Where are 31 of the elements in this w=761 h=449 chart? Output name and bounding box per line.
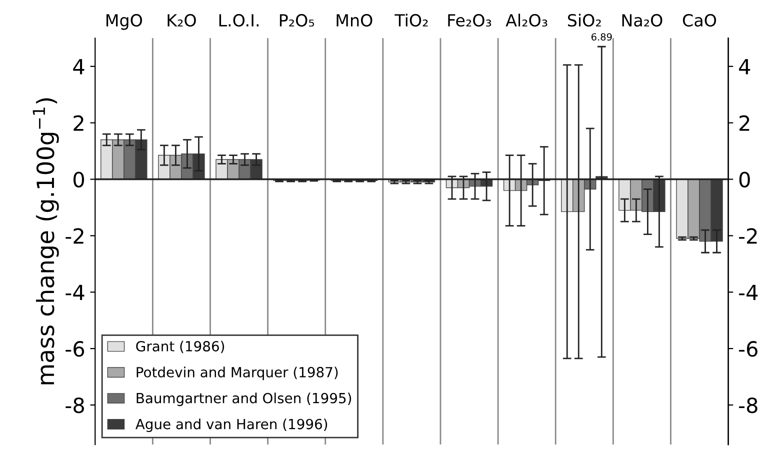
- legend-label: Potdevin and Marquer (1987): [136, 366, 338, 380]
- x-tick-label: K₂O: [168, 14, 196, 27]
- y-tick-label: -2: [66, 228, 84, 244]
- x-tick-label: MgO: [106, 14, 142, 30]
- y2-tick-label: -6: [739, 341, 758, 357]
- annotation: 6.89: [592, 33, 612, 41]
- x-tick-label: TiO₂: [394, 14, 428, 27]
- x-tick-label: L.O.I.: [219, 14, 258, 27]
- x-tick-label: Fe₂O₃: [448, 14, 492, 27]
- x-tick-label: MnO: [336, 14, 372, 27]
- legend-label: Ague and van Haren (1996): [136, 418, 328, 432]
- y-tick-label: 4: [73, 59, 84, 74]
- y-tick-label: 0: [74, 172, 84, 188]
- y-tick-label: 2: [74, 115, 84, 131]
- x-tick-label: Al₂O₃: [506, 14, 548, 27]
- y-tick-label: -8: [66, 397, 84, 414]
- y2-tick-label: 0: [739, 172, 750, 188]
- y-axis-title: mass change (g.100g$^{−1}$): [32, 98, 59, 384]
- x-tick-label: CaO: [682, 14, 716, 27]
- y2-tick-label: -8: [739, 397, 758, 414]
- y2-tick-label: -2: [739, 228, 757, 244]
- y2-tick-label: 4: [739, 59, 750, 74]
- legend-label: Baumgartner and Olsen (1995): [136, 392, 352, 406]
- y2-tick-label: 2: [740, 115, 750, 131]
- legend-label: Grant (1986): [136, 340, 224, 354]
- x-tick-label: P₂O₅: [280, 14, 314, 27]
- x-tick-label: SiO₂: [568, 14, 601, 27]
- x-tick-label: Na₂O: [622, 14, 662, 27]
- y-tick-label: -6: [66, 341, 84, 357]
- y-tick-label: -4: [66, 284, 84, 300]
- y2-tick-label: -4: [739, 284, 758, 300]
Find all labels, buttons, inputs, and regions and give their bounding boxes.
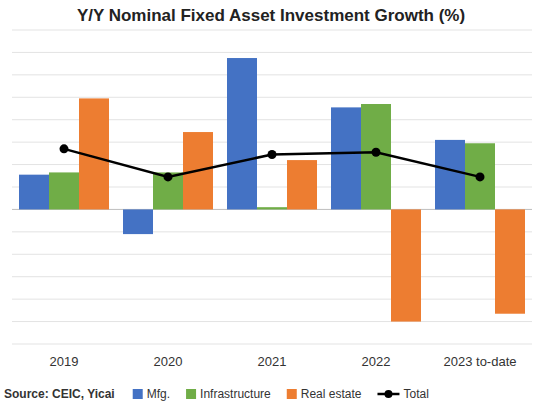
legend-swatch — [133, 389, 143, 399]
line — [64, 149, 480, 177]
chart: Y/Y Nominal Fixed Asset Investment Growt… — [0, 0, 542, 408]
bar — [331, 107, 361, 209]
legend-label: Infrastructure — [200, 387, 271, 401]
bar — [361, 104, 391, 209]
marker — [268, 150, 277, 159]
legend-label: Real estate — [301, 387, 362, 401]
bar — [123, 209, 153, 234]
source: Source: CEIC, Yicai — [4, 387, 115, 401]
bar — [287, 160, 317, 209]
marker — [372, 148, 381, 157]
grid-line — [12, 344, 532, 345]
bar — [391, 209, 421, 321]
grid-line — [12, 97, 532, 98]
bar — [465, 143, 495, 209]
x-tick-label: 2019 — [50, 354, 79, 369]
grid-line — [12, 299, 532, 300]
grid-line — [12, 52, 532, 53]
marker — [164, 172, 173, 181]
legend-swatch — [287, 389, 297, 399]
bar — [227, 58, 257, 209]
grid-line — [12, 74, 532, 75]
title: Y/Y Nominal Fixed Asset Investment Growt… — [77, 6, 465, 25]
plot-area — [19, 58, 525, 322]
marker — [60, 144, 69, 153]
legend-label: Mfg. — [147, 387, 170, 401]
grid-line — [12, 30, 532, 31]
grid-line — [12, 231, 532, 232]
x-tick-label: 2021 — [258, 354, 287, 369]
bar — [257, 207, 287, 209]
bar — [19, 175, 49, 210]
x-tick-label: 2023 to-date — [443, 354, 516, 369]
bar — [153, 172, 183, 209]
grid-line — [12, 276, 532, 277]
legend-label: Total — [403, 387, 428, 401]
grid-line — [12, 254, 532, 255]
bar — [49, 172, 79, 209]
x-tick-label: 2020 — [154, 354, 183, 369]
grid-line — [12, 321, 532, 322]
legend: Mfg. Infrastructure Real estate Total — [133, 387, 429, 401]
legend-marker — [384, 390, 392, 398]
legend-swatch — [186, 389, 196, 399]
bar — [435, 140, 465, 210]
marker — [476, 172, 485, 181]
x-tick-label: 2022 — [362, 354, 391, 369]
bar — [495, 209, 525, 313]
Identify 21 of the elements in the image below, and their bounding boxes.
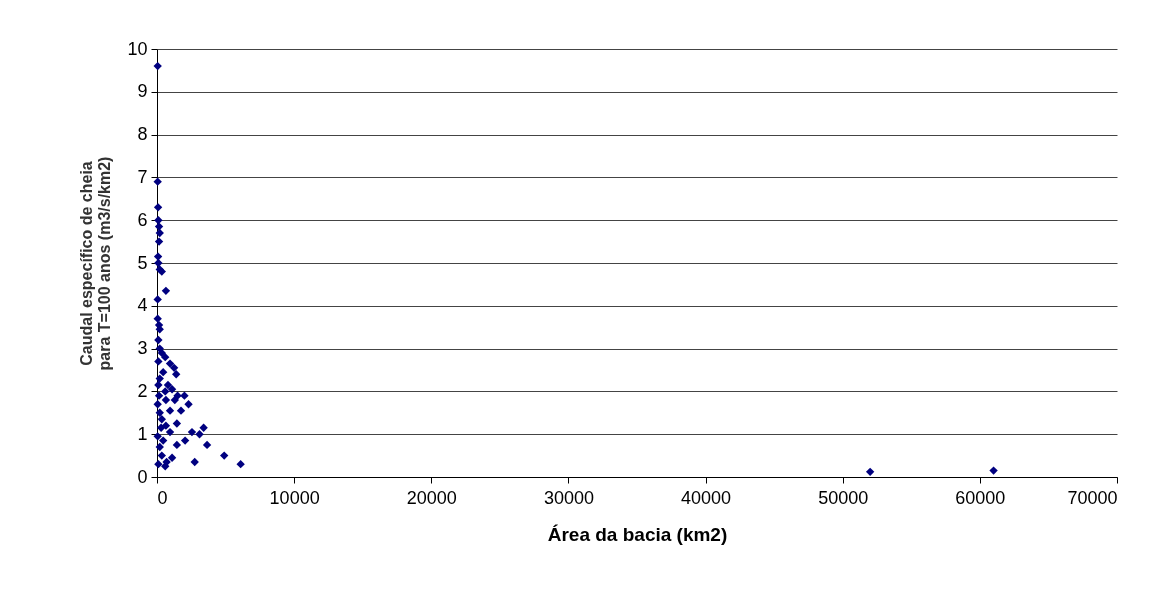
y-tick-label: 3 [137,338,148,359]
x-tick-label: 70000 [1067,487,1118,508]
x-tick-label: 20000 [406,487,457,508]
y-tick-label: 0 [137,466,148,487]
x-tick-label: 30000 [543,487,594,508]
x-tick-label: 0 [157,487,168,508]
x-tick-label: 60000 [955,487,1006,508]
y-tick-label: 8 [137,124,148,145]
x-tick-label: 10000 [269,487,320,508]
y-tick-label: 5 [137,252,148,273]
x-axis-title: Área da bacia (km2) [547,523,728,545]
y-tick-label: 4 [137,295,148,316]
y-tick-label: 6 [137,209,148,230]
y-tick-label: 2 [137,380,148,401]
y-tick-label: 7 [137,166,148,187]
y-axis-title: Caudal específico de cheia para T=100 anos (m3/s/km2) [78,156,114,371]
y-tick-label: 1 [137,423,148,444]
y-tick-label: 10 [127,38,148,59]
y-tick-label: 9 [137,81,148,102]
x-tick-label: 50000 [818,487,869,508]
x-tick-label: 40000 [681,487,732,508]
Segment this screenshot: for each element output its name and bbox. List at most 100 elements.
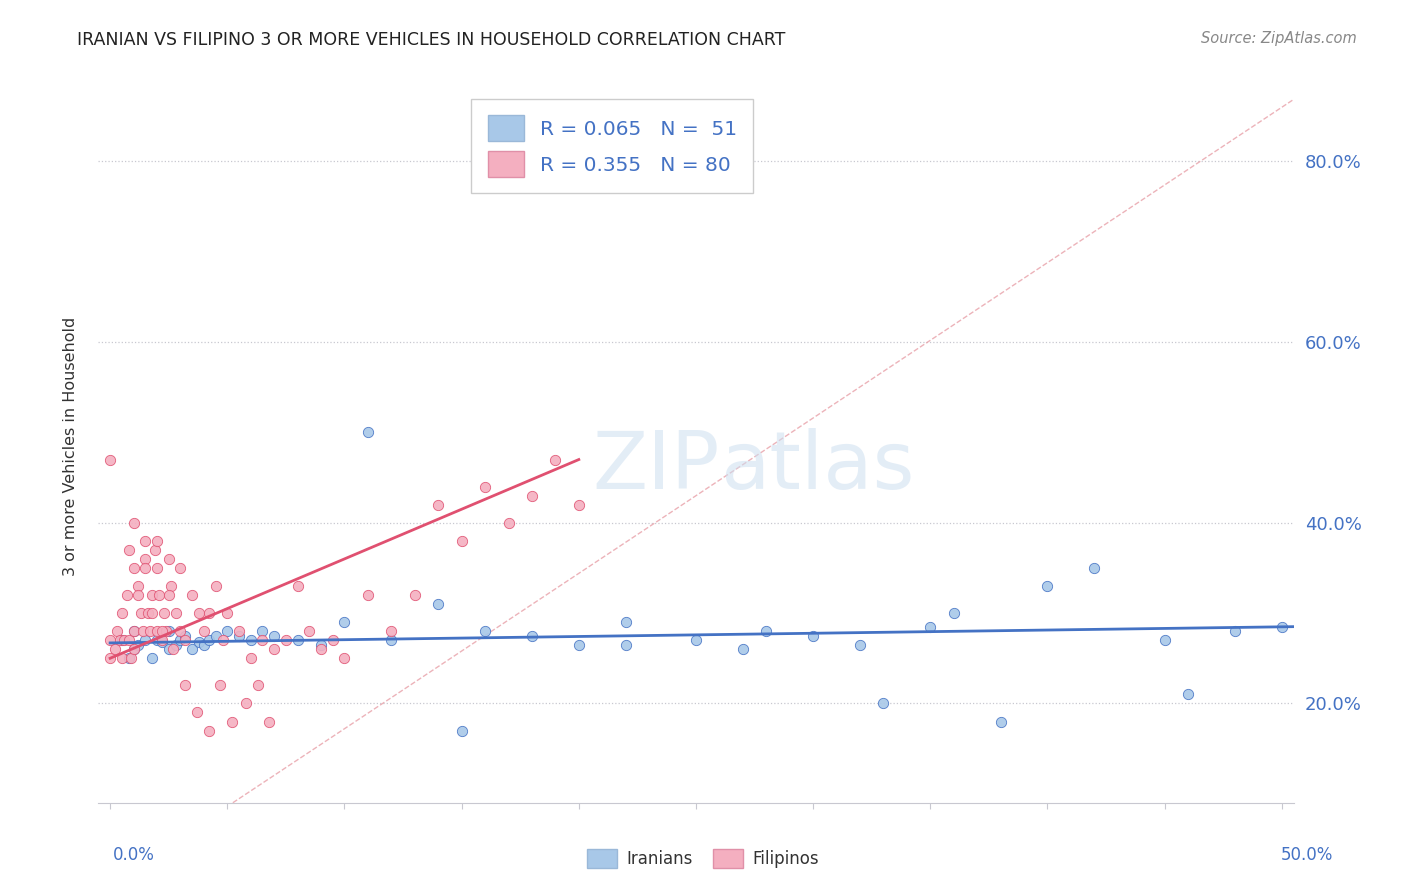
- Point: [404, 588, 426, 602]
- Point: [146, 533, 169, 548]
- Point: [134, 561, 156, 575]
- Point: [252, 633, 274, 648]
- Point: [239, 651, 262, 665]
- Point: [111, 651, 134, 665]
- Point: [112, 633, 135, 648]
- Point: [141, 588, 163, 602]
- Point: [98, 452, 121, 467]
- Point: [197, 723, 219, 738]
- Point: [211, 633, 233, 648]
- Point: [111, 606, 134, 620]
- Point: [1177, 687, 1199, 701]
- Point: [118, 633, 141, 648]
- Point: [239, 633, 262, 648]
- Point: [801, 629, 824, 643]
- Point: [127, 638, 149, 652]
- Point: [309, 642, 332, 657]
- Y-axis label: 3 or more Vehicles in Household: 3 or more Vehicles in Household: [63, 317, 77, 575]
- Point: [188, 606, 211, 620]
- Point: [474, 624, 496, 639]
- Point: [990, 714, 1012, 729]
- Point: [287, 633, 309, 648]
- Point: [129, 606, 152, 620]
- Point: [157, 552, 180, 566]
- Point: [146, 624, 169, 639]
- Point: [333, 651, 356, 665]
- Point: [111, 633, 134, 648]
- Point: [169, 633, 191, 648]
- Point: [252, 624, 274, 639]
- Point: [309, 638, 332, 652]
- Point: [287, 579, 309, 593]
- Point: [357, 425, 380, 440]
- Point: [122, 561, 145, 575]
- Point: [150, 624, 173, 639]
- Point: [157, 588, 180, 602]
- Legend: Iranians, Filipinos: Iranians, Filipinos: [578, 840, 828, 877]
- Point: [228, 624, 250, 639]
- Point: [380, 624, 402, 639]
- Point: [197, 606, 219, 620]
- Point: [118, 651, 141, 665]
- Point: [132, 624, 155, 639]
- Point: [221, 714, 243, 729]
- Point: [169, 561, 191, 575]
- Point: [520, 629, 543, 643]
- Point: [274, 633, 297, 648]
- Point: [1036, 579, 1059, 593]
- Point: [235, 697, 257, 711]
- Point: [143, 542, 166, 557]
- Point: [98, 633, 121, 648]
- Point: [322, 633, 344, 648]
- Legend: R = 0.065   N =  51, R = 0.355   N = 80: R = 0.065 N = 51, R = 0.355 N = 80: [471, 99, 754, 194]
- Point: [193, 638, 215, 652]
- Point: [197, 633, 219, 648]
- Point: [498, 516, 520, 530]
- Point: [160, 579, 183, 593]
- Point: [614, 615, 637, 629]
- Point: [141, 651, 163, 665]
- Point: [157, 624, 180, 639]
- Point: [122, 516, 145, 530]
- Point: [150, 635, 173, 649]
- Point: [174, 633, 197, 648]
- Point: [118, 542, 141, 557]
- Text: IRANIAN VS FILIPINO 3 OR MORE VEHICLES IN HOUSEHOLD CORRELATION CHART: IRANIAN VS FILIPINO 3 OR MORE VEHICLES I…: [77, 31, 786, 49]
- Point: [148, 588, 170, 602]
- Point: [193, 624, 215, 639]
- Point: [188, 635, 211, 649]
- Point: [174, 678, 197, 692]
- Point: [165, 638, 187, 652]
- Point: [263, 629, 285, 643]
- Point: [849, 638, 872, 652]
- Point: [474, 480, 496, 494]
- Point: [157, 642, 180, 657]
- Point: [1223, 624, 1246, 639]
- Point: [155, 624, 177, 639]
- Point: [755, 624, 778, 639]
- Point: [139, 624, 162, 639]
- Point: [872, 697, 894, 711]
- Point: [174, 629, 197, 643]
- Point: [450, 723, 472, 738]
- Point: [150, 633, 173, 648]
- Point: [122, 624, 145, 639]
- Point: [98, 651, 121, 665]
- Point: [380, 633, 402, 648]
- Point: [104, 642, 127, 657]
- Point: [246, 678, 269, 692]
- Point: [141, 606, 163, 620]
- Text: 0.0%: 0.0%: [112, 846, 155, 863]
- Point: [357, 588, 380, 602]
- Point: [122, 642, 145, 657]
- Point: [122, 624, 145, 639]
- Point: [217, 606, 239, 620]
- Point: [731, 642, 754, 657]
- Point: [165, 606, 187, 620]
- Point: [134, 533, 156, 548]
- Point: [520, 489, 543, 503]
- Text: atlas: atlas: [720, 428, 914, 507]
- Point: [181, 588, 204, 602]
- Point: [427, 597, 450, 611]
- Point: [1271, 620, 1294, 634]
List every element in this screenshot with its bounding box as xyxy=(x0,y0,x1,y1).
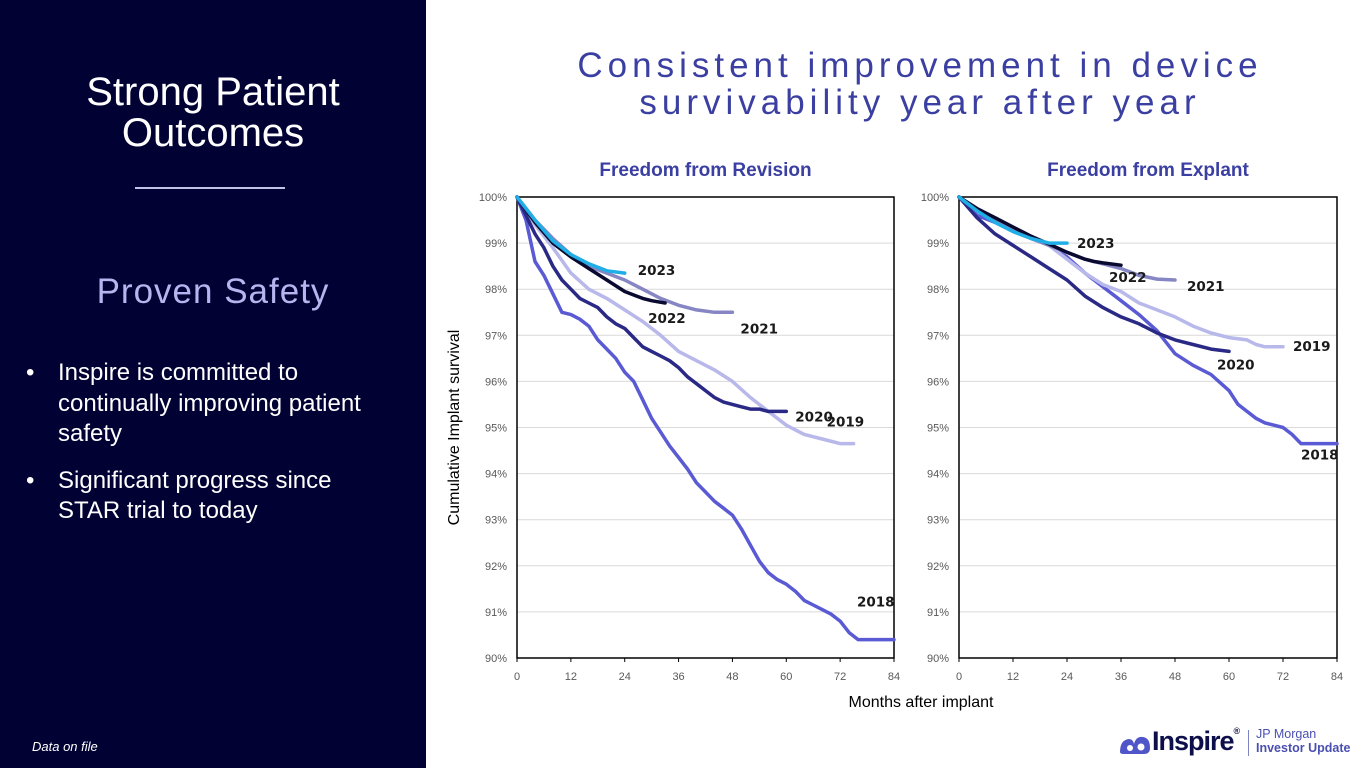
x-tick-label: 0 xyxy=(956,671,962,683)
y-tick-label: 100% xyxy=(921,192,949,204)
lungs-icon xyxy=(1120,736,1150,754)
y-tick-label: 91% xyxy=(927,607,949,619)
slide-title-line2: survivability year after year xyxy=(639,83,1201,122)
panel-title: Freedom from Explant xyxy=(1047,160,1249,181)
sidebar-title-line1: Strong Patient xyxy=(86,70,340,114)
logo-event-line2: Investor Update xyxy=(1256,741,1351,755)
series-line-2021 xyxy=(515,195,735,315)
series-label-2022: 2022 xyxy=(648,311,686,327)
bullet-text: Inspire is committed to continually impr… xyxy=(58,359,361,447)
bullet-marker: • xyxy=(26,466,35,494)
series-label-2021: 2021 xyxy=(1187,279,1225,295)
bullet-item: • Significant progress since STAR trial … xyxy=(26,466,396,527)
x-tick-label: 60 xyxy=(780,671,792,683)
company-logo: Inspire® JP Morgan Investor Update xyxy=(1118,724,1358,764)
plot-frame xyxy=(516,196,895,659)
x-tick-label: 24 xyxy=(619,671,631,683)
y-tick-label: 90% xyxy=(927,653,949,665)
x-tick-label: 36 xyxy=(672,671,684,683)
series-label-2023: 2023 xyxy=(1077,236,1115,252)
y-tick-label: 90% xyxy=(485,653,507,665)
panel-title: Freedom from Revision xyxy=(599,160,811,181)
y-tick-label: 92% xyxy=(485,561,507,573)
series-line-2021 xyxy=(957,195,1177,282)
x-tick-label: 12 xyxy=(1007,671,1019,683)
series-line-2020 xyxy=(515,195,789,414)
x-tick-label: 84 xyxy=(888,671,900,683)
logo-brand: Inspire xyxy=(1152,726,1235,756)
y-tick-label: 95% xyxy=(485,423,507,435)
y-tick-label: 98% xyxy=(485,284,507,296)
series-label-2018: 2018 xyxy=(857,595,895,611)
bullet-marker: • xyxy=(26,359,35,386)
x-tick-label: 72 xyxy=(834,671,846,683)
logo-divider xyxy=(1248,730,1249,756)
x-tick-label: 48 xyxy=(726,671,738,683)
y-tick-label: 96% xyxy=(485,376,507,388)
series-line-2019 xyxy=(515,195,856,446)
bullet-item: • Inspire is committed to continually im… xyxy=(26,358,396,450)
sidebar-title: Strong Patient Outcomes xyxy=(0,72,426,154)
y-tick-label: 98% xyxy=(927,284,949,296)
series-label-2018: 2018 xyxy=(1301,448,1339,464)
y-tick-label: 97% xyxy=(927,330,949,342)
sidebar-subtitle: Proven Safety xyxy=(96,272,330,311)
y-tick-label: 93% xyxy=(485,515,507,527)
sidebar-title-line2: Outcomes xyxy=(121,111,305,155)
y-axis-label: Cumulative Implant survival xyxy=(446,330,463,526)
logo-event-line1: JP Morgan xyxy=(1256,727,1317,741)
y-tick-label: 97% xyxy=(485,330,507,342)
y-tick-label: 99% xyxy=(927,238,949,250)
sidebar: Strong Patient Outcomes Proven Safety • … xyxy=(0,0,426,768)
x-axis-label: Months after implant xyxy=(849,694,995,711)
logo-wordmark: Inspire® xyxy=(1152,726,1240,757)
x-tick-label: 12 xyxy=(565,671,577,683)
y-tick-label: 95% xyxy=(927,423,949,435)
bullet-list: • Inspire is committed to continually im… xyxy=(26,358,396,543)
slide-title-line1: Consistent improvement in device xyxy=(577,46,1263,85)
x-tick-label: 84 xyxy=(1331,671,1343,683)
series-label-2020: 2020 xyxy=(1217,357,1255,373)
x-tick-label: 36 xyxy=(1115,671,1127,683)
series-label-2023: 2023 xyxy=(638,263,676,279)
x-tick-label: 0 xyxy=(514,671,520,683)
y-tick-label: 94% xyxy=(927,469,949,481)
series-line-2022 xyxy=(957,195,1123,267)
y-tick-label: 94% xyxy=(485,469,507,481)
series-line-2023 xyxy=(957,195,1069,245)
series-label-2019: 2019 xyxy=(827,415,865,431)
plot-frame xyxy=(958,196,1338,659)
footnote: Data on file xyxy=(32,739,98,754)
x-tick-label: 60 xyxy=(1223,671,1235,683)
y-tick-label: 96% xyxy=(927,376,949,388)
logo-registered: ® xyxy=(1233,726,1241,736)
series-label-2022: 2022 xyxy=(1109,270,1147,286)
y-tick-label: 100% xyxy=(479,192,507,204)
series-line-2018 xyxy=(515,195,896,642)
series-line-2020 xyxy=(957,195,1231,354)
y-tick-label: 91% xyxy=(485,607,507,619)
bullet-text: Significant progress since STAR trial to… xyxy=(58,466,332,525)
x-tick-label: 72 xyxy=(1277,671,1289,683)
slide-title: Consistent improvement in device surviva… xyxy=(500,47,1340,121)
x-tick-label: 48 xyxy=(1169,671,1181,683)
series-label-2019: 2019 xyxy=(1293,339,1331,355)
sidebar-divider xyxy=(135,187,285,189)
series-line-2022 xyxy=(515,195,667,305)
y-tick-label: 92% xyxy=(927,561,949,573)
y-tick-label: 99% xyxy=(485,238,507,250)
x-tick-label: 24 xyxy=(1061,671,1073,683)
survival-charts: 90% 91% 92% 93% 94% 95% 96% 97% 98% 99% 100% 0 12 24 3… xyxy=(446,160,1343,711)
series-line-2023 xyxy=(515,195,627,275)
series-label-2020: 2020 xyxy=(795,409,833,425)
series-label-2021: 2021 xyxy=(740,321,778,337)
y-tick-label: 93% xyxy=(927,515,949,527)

§

**Work required**.
Please recast the records from the line containing "- legend-label: Potdevin" through the line containing "Find all labels, buttons, inputs, and" as a Markdown table with the columns Row and Line. Number each line in Row, put the line itself in Line, and leave out blank lines.

**Reply to the task**.
| Row | Line |
|---|---|
| 1 | - legend-label: Potdevin and Marquer (1987): [136, 366, 338, 380] |
| 2 | - x-tick-label: K₂O: [168, 14, 196, 27] |
| 3 | - y-tick-label: -2: [66, 228, 84, 244] |
| 4 | - x-tick-label: MgO: [106, 14, 142, 30] |
| 5 | - y2-tick-label: -6: [739, 341, 758, 357] |
| 6 | - annotation: 6.89: [592, 33, 612, 41] |
| 7 | - x-tick-label: TiO₂: [394, 14, 428, 27] |
| 8 | - x-tick-label: L.O.I.: [219, 14, 258, 27] |
| 9 | - x-tick-label: Fe₂O₃: [448, 14, 492, 27] |
| 10 | - x-tick-label: MnO: [336, 14, 372, 27] |
| 11 | - legend-label: Ague and van Haren (1996): [136, 418, 328, 432] |
| 12 | - y-tick-label: 4: [73, 59, 84, 74] |
| 13 | - y-tick-label: 0: [74, 172, 84, 188] |
| 14 | - y-tick-label: 2: [74, 115, 84, 131] |
| 15 | - x-tick-label: Al₂O₃: [506, 14, 548, 27] |
| 16 | - y-tick-label: -8: [66, 397, 84, 414] |
| 17 | - y2-tick-label: 0: [739, 172, 750, 188] |
| 18 | - y-axis-title: mass change (g.100g$^{−1}$): [32, 98, 59, 384] |
| 19 | - x-tick-label: CaO: [682, 14, 716, 27] |
| 20 | - y2-tick-label: -8: [739, 397, 758, 414] |
| 21 | - y2-tick-label: -2: [739, 228, 757, 244] |
| 22 | - y2-tick-label: 4: [739, 59, 750, 74] |
| 23 | - legend-label: Baumgartner and Olsen (1995): [136, 392, 352, 406] |
| 24 | - y2-tick-label: 2: [740, 115, 750, 131] |
| 25 | - legend-label: Grant (1986): [136, 340, 224, 354] |
| 26 | - x-tick-label: P₂O₅: [280, 14, 314, 27] |
| 27 | - x-tick-label: SiO₂: [568, 14, 601, 27] |
| 28 | - x-tick-label: Na₂O: [622, 14, 662, 27] |
| 29 | - y-tick-label: -6: [66, 341, 84, 357] |
| 30 | - y-tick-label: -4: [66, 284, 84, 300] |
| 31 | - y2-tick-label: -4: [739, 284, 758, 300] |
| 32 | Find all labels, buttons, inputs, and regions and give their bounding boxes. |